### Brief
Your task is to copy every line of this material exactly.

### Supplied information

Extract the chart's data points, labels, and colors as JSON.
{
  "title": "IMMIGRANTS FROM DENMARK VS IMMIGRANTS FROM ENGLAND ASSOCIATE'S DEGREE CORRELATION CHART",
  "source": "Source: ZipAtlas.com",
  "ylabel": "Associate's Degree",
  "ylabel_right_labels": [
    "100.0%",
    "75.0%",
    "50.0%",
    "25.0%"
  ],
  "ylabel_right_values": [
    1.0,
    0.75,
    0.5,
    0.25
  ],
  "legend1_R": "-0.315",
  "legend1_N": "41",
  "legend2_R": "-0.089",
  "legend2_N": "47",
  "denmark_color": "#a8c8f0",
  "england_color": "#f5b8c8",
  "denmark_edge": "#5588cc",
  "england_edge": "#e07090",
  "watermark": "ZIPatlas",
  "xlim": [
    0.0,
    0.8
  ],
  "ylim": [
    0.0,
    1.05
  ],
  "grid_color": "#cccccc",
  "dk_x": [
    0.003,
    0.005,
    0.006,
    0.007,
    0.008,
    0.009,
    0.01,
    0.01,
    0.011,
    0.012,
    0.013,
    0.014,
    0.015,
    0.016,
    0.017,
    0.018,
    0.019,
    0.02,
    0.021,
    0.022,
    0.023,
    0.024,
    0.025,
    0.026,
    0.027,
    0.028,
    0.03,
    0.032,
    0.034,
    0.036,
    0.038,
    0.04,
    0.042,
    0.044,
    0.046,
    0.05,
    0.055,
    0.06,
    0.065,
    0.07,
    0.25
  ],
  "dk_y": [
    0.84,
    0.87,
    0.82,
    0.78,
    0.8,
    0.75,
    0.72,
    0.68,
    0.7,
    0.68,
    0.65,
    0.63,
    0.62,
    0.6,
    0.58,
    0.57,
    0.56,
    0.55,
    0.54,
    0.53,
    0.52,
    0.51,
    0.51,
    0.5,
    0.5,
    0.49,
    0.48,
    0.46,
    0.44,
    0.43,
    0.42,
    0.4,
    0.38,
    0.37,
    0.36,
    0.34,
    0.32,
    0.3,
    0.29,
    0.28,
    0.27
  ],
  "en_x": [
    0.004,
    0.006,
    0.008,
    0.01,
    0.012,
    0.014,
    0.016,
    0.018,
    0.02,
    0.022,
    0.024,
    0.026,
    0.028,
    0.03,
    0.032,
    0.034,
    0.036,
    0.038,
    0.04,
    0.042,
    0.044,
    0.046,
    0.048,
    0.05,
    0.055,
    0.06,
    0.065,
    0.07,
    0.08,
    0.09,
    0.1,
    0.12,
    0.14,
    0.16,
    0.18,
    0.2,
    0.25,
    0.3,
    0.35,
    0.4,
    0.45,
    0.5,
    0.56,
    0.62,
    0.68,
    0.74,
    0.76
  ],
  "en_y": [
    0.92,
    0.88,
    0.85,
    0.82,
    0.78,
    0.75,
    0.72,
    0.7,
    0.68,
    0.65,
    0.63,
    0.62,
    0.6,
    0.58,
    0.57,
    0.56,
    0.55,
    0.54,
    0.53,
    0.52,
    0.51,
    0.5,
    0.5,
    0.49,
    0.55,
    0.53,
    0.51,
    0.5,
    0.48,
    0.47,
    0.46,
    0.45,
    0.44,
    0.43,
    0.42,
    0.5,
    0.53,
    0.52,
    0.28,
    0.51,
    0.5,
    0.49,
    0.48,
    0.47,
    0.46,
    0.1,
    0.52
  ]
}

### Result of this task
Extract the chart's data points, labels, and colors as JSON.
{
  "title": "IMMIGRANTS FROM DENMARK VS IMMIGRANTS FROM ENGLAND ASSOCIATE'S DEGREE CORRELATION CHART",
  "source": "Source: ZipAtlas.com",
  "ylabel": "Associate's Degree",
  "ylabel_right_labels": [
    "100.0%",
    "75.0%",
    "50.0%",
    "25.0%"
  ],
  "ylabel_right_values": [
    1.0,
    0.75,
    0.5,
    0.25
  ],
  "legend1_R": "-0.315",
  "legend1_N": "41",
  "legend2_R": "-0.089",
  "legend2_N": "47",
  "denmark_color": "#a8c8f0",
  "england_color": "#f5b8c8",
  "denmark_edge": "#5588cc",
  "england_edge": "#e07090",
  "watermark": "ZIPatlas",
  "xlim": [
    0.0,
    0.8
  ],
  "ylim": [
    0.0,
    1.05
  ],
  "grid_color": "#cccccc",
  "dk_x": [
    0.003,
    0.005,
    0.006,
    0.007,
    0.008,
    0.009,
    0.01,
    0.01,
    0.011,
    0.012,
    0.013,
    0.014,
    0.015,
    0.016,
    0.017,
    0.018,
    0.019,
    0.02,
    0.021,
    0.022,
    0.023,
    0.024,
    0.025,
    0.026,
    0.027,
    0.028,
    0.03,
    0.032,
    0.034,
    0.036,
    0.038,
    0.04,
    0.042,
    0.044,
    0.046,
    0.05,
    0.055,
    0.06,
    0.065,
    0.07,
    0.25
  ],
  "dk_y": [
    0.84,
    0.87,
    0.82,
    0.78,
    0.8,
    0.75,
    0.72,
    0.68,
    0.7,
    0.68,
    0.65,
    0.63,
    0.62,
    0.6,
    0.58,
    0.57,
    0.56,
    0.55,
    0.54,
    0.53,
    0.52,
    0.51,
    0.51,
    0.5,
    0.5,
    0.49,
    0.48,
    0.46,
    0.44,
    0.43,
    0.42,
    0.4,
    0.38,
    0.37,
    0.36,
    0.34,
    0.32,
    0.3,
    0.29,
    0.28,
    0.27
  ],
  "en_x": [
    0.004,
    0.006,
    0.008,
    0.01,
    0.012,
    0.014,
    0.016,
    0.018,
    0.02,
    0.022,
    0.024,
    0.026,
    0.028,
    0.03,
    0.032,
    0.034,
    0.036,
    0.038,
    0.04,
    0.042,
    0.044,
    0.046,
    0.048,
    0.05,
    0.055,
    0.06,
    0.065,
    0.07,
    0.08,
    0.09,
    0.1,
    0.12,
    0.14,
    0.16,
    0.18,
    0.2,
    0.25,
    0.3,
    0.35,
    0.4,
    0.45,
    0.5,
    0.56,
    0.62,
    0.68,
    0.74,
    0.76
  ],
  "en_y": [
    0.92,
    0.88,
    0.85,
    0.82,
    0.78,
    0.75,
    0.72,
    0.7,
    0.68,
    0.65,
    0.63,
    0.62,
    0.6,
    0.58,
    0.57,
    0.56,
    0.55,
    0.54,
    0.53,
    0.52,
    0.51,
    0.5,
    0.5,
    0.49,
    0.55,
    0.53,
    0.51,
    0.5,
    0.48,
    0.47,
    0.46,
    0.45,
    0.44,
    0.43,
    0.42,
    0.5,
    0.53,
    0.52,
    0.28,
    0.51,
    0.5,
    0.49,
    0.48,
    0.47,
    0.46,
    0.1,
    0.52
  ]
}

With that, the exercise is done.